◆ Job: Word for word, give the material below again, minus any images.

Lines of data
[start]

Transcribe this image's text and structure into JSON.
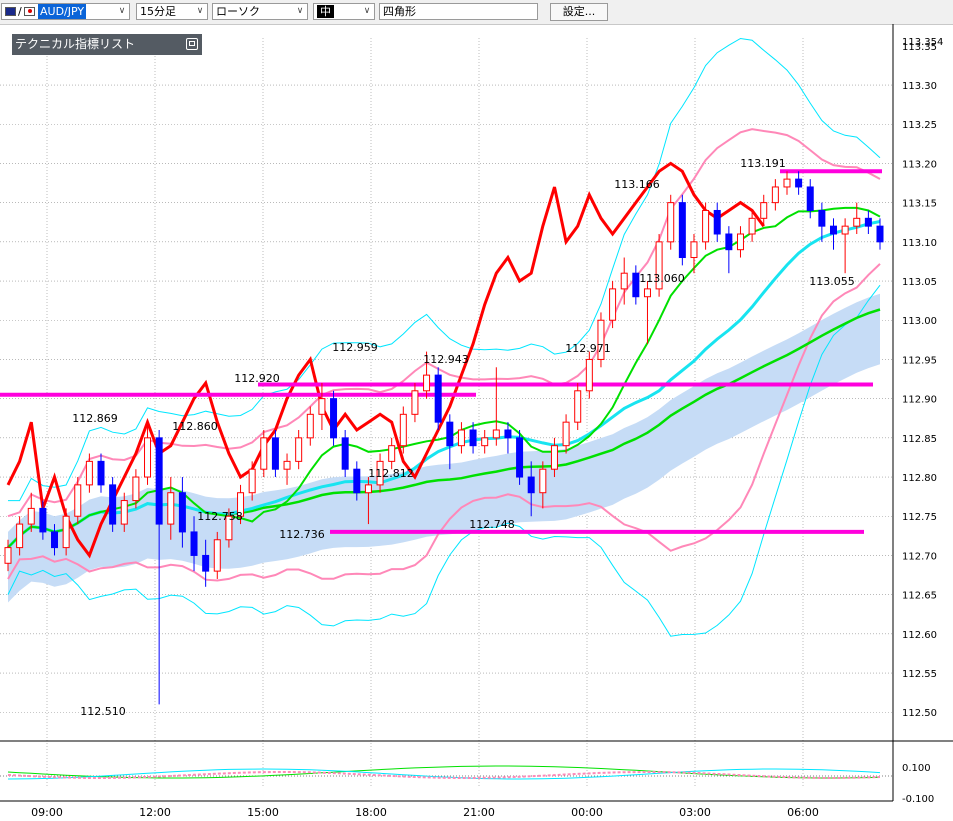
{
  "toolbar": {
    "pair_prefix": "/",
    "pair": "AUD/JPY",
    "timeframe": "15分足",
    "chart_style": "ローソク",
    "line_weight": "中",
    "drawing_shape": "四角形",
    "settings_button": "設定..."
  },
  "technical_panel": {
    "title": "テクニカル指標リスト"
  },
  "colors": {
    "candle_up": "#ff0000",
    "candle_down": "#0000ff",
    "cloud": "#c6dcf6",
    "bb_outer": "#00e6ff",
    "bb_inner": "#ff88b8",
    "ma_cyan": "#18e4f0",
    "ma_green": "#00e000",
    "lagging_red": "#ff0000",
    "horizontal_lines": "#ff00dd",
    "grid": "#909090"
  },
  "chart_data": {
    "type": "candlestick",
    "symbol": "AUD/JPY",
    "timeframe": "15分足",
    "y_axis_ticks": [
      "113.30",
      "113.25",
      "113.20",
      "113.15",
      "113.10",
      "113.05",
      "113.00",
      "112.95",
      "112.90",
      "112.85",
      "112.80",
      "112.75",
      "112.70",
      "112.65",
      "112.60",
      "112.55",
      "112.50"
    ],
    "y_top_labels": [
      "113.354",
      "113.35"
    ],
    "ylim": [
      112.485,
      113.36
    ],
    "x_axis_ticks": [
      "09:00",
      "12:00",
      "15:00",
      "18:00",
      "21:00",
      "00:00",
      "03:00",
      "06:00"
    ],
    "annotations": [
      {
        "label": "112.869",
        "value": 112.869
      },
      {
        "label": "112.860",
        "value": 112.86
      },
      {
        "label": "112.920",
        "value": 112.92
      },
      {
        "label": "112.959",
        "value": 112.959
      },
      {
        "label": "112.943",
        "value": 112.943
      },
      {
        "label": "113.166",
        "value": 113.166
      },
      {
        "label": "113.191",
        "value": 113.191
      },
      {
        "label": "113.060",
        "value": 113.06
      },
      {
        "label": "113.055",
        "value": 113.055
      },
      {
        "label": "112.971",
        "value": 112.971
      },
      {
        "label": "112.812",
        "value": 112.812
      },
      {
        "label": "112.758",
        "value": 112.758
      },
      {
        "label": "112.736",
        "value": 112.736
      },
      {
        "label": "112.748",
        "value": 112.748
      },
      {
        "label": "112.510",
        "value": 112.51
      }
    ],
    "horizontal_levels": [
      112.905,
      112.918,
      112.73,
      113.19
    ],
    "candles_ohlc": [
      [
        112.69,
        112.72,
        112.68,
        112.71
      ],
      [
        112.71,
        112.75,
        112.7,
        112.74
      ],
      [
        112.74,
        112.78,
        112.73,
        112.76
      ],
      [
        112.76,
        112.77,
        112.72,
        112.73
      ],
      [
        112.73,
        112.74,
        112.7,
        112.71
      ],
      [
        112.71,
        112.76,
        112.7,
        112.75
      ],
      [
        112.75,
        112.8,
        112.74,
        112.79
      ],
      [
        112.79,
        112.83,
        112.78,
        112.82
      ],
      [
        112.82,
        112.83,
        112.78,
        112.79
      ],
      [
        112.79,
        112.8,
        112.73,
        112.74
      ],
      [
        112.74,
        112.78,
        112.73,
        112.77
      ],
      [
        112.77,
        112.81,
        112.76,
        112.8
      ],
      [
        112.8,
        112.87,
        112.79,
        112.85
      ],
      [
        112.85,
        112.86,
        112.51,
        112.74
      ],
      [
        112.74,
        112.8,
        112.72,
        112.78
      ],
      [
        112.78,
        112.8,
        112.71,
        112.73
      ],
      [
        112.73,
        112.75,
        112.68,
        112.7
      ],
      [
        112.7,
        112.72,
        112.66,
        112.68
      ],
      [
        112.68,
        112.73,
        112.67,
        112.72
      ],
      [
        112.72,
        112.76,
        112.71,
        112.75
      ],
      [
        112.75,
        112.79,
        112.74,
        112.78
      ],
      [
        112.78,
        112.82,
        112.77,
        112.81
      ],
      [
        112.81,
        112.86,
        112.8,
        112.85
      ],
      [
        112.85,
        112.86,
        112.8,
        112.81
      ],
      [
        112.81,
        112.83,
        112.79,
        112.82
      ],
      [
        112.82,
        112.86,
        112.81,
        112.85
      ],
      [
        112.85,
        112.89,
        112.84,
        112.88
      ],
      [
        112.88,
        112.92,
        112.86,
        112.9
      ],
      [
        112.9,
        112.91,
        112.84,
        112.85
      ],
      [
        112.85,
        112.86,
        112.8,
        112.81
      ],
      [
        112.81,
        112.82,
        112.77,
        112.78
      ],
      [
        112.78,
        112.8,
        112.74,
        112.79
      ],
      [
        112.79,
        112.83,
        112.78,
        112.82
      ],
      [
        112.82,
        112.85,
        112.81,
        112.84
      ],
      [
        112.84,
        112.89,
        112.83,
        112.88
      ],
      [
        112.88,
        112.92,
        112.87,
        112.91
      ],
      [
        112.91,
        112.96,
        112.9,
        112.93
      ],
      [
        112.93,
        112.94,
        112.86,
        112.87
      ],
      [
        112.87,
        112.88,
        112.81,
        112.84
      ],
      [
        112.84,
        112.87,
        112.83,
        112.86
      ],
      [
        112.86,
        112.87,
        112.83,
        112.84
      ],
      [
        112.84,
        112.86,
        112.83,
        112.85
      ],
      [
        112.85,
        112.94,
        112.84,
        112.86
      ],
      [
        112.86,
        112.87,
        112.83,
        112.85
      ],
      [
        112.85,
        112.86,
        112.79,
        112.8
      ],
      [
        112.8,
        112.82,
        112.75,
        112.78
      ],
      [
        112.78,
        112.82,
        112.76,
        112.81
      ],
      [
        112.81,
        112.85,
        112.8,
        112.84
      ],
      [
        112.84,
        112.88,
        112.83,
        112.87
      ],
      [
        112.87,
        112.92,
        112.86,
        112.91
      ],
      [
        112.91,
        112.96,
        112.9,
        112.95
      ],
      [
        112.95,
        113.01,
        112.94,
        113.0
      ],
      [
        113.0,
        113.05,
        112.99,
        113.04
      ],
      [
        113.04,
        113.08,
        113.02,
        113.06
      ],
      [
        113.06,
        113.07,
        113.02,
        113.03
      ],
      [
        113.03,
        113.05,
        112.97,
        113.04
      ],
      [
        113.04,
        113.11,
        113.03,
        113.1
      ],
      [
        113.1,
        113.16,
        113.09,
        113.15
      ],
      [
        113.15,
        113.16,
        113.07,
        113.08
      ],
      [
        113.08,
        113.11,
        113.06,
        113.1
      ],
      [
        113.1,
        113.15,
        113.09,
        113.14
      ],
      [
        113.14,
        113.15,
        113.1,
        113.11
      ],
      [
        113.11,
        113.12,
        113.06,
        113.09
      ],
      [
        113.09,
        113.12,
        113.08,
        113.11
      ],
      [
        113.11,
        113.14,
        113.1,
        113.13
      ],
      [
        113.13,
        113.16,
        113.12,
        113.15
      ],
      [
        113.15,
        113.18,
        113.14,
        113.17
      ],
      [
        113.17,
        113.19,
        113.16,
        113.18
      ],
      [
        113.18,
        113.19,
        113.16,
        113.17
      ],
      [
        113.17,
        113.18,
        113.13,
        113.14
      ],
      [
        113.14,
        113.15,
        113.1,
        113.12
      ],
      [
        113.12,
        113.13,
        113.09,
        113.11
      ],
      [
        113.11,
        113.13,
        113.06,
        113.12
      ],
      [
        113.12,
        113.15,
        113.11,
        113.13
      ],
      [
        113.13,
        113.14,
        113.11,
        113.12
      ],
      [
        113.12,
        113.13,
        113.09,
        113.1
      ]
    ]
  }
}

[end]

◆ Problem solution:
Transcribe this image's text and structure into JSON.
{
  "toolbar": {
    "pair_prefix": "/",
    "pair": "AUD/JPY",
    "timeframe": "15分足",
    "chart_style": "ローソク",
    "line_weight": "中",
    "drawing_shape": "四角形",
    "settings_button": "設定..."
  },
  "technical_panel": {
    "title": "テクニカル指標リスト"
  },
  "colors": {
    "candle_up": "#ff0000",
    "candle_down": "#0000ff",
    "cloud": "#c6dcf6",
    "bb_outer": "#00e6ff",
    "bb_inner": "#ff88b8",
    "ma_cyan": "#18e4f0",
    "ma_green": "#00e000",
    "lagging_red": "#ff0000",
    "horizontal_lines": "#ff00dd",
    "grid": "#909090"
  },
  "chart_data": {
    "type": "candlestick",
    "symbol": "AUD/JPY",
    "timeframe": "15分足",
    "y_axis_ticks": [
      "113.30",
      "113.25",
      "113.20",
      "113.15",
      "113.10",
      "113.05",
      "113.00",
      "112.95",
      "112.90",
      "112.85",
      "112.80",
      "112.75",
      "112.70",
      "112.65",
      "112.60",
      "112.55",
      "112.50"
    ],
    "y_top_labels": [
      "113.354",
      "113.35"
    ],
    "ylim": [
      112.485,
      113.36
    ],
    "x_axis_ticks": [
      "09:00",
      "12:00",
      "15:00",
      "18:00",
      "21:00",
      "00:00",
      "03:00",
      "06:00"
    ],
    "annotations": [
      {
        "label": "112.869",
        "value": 112.869
      },
      {
        "label": "112.860",
        "value": 112.86
      },
      {
        "label": "112.920",
        "value": 112.92
      },
      {
        "label": "112.959",
        "value": 112.959
      },
      {
        "label": "112.943",
        "value": 112.943
      },
      {
        "label": "113.166",
        "value": 113.166
      },
      {
        "label": "113.191",
        "value": 113.191
      },
      {
        "label": "113.060",
        "value": 113.06
      },
      {
        "label": "113.055",
        "value": 113.055
      },
      {
        "label": "112.971",
        "value": 112.971
      },
      {
        "label": "112.812",
        "value": 112.812
      },
      {
        "label": "112.758",
        "value": 112.758
      },
      {
        "label": "112.736",
        "value": 112.736
      },
      {
        "label": "112.748",
        "value": 112.748
      },
      {
        "label": "112.510",
        "value": 112.51
      }
    ],
    "horizontal_levels": [
      112.905,
      112.918,
      112.73,
      113.19
    ],
    "candles_ohlc": [
      [
        112.69,
        112.72,
        112.68,
        112.71
      ],
      [
        112.71,
        112.75,
        112.7,
        112.74
      ],
      [
        112.74,
        112.78,
        112.73,
        112.76
      ],
      [
        112.76,
        112.77,
        112.72,
        112.73
      ],
      [
        112.73,
        112.74,
        112.7,
        112.71
      ],
      [
        112.71,
        112.76,
        112.7,
        112.75
      ],
      [
        112.75,
        112.8,
        112.74,
        112.79
      ],
      [
        112.79,
        112.83,
        112.78,
        112.82
      ],
      [
        112.82,
        112.83,
        112.78,
        112.79
      ],
      [
        112.79,
        112.8,
        112.73,
        112.74
      ],
      [
        112.74,
        112.78,
        112.73,
        112.77
      ],
      [
        112.77,
        112.81,
        112.76,
        112.8
      ],
      [
        112.8,
        112.87,
        112.79,
        112.85
      ],
      [
        112.85,
        112.86,
        112.51,
        112.74
      ],
      [
        112.74,
        112.8,
        112.72,
        112.78
      ],
      [
        112.78,
        112.8,
        112.71,
        112.73
      ],
      [
        112.73,
        112.75,
        112.68,
        112.7
      ],
      [
        112.7,
        112.72,
        112.66,
        112.68
      ],
      [
        112.68,
        112.73,
        112.67,
        112.72
      ],
      [
        112.72,
        112.76,
        112.71,
        112.75
      ],
      [
        112.75,
        112.79,
        112.74,
        112.78
      ],
      [
        112.78,
        112.82,
        112.77,
        112.81
      ],
      [
        112.81,
        112.86,
        112.8,
        112.85
      ],
      [
        112.85,
        112.86,
        112.8,
        112.81
      ],
      [
        112.81,
        112.83,
        112.79,
        112.82
      ],
      [
        112.82,
        112.86,
        112.81,
        112.85
      ],
      [
        112.85,
        112.89,
        112.84,
        112.88
      ],
      [
        112.88,
        112.92,
        112.86,
        112.9
      ],
      [
        112.9,
        112.91,
        112.84,
        112.85
      ],
      [
        112.85,
        112.86,
        112.8,
        112.81
      ],
      [
        112.81,
        112.82,
        112.77,
        112.78
      ],
      [
        112.78,
        112.8,
        112.74,
        112.79
      ],
      [
        112.79,
        112.83,
        112.78,
        112.82
      ],
      [
        112.82,
        112.85,
        112.81,
        112.84
      ],
      [
        112.84,
        112.89,
        112.83,
        112.88
      ],
      [
        112.88,
        112.92,
        112.87,
        112.91
      ],
      [
        112.91,
        112.96,
        112.9,
        112.93
      ],
      [
        112.93,
        112.94,
        112.86,
        112.87
      ],
      [
        112.87,
        112.88,
        112.81,
        112.84
      ],
      [
        112.84,
        112.87,
        112.83,
        112.86
      ],
      [
        112.86,
        112.87,
        112.83,
        112.84
      ],
      [
        112.84,
        112.86,
        112.83,
        112.85
      ],
      [
        112.85,
        112.94,
        112.84,
        112.86
      ],
      [
        112.86,
        112.87,
        112.83,
        112.85
      ],
      [
        112.85,
        112.86,
        112.79,
        112.8
      ],
      [
        112.8,
        112.82,
        112.75,
        112.78
      ],
      [
        112.78,
        112.82,
        112.76,
        112.81
      ],
      [
        112.81,
        112.85,
        112.8,
        112.84
      ],
      [
        112.84,
        112.88,
        112.83,
        112.87
      ],
      [
        112.87,
        112.92,
        112.86,
        112.91
      ],
      [
        112.91,
        112.96,
        112.9,
        112.95
      ],
      [
        112.95,
        113.01,
        112.94,
        113.0
      ],
      [
        113.0,
        113.05,
        112.99,
        113.04
      ],
      [
        113.04,
        113.08,
        113.02,
        113.06
      ],
      [
        113.06,
        113.07,
        113.02,
        113.03
      ],
      [
        113.03,
        113.05,
        112.97,
        113.04
      ],
      [
        113.04,
        113.11,
        113.03,
        113.1
      ],
      [
        113.1,
        113.16,
        113.09,
        113.15
      ],
      [
        113.15,
        113.16,
        113.07,
        113.08
      ],
      [
        113.08,
        113.11,
        113.06,
        113.1
      ],
      [
        113.1,
        113.15,
        113.09,
        113.14
      ],
      [
        113.14,
        113.15,
        113.1,
        113.11
      ],
      [
        113.11,
        113.12,
        113.06,
        113.09
      ],
      [
        113.09,
        113.12,
        113.08,
        113.11
      ],
      [
        113.11,
        113.14,
        113.1,
        113.13
      ],
      [
        113.13,
        113.16,
        113.12,
        113.15
      ],
      [
        113.15,
        113.18,
        113.14,
        113.17
      ],
      [
        113.17,
        113.19,
        113.16,
        113.18
      ],
      [
        113.18,
        113.19,
        113.16,
        113.17
      ],
      [
        113.17,
        113.18,
        113.13,
        113.14
      ],
      [
        113.14,
        113.15,
        113.1,
        113.12
      ],
      [
        113.12,
        113.13,
        113.09,
        113.11
      ],
      [
        113.11,
        113.13,
        113.06,
        113.12
      ],
      [
        113.12,
        113.15,
        113.11,
        113.13
      ],
      [
        113.13,
        113.14,
        113.11,
        113.12
      ],
      [
        113.12,
        113.13,
        113.09,
        113.1
      ]
    ]
  }
}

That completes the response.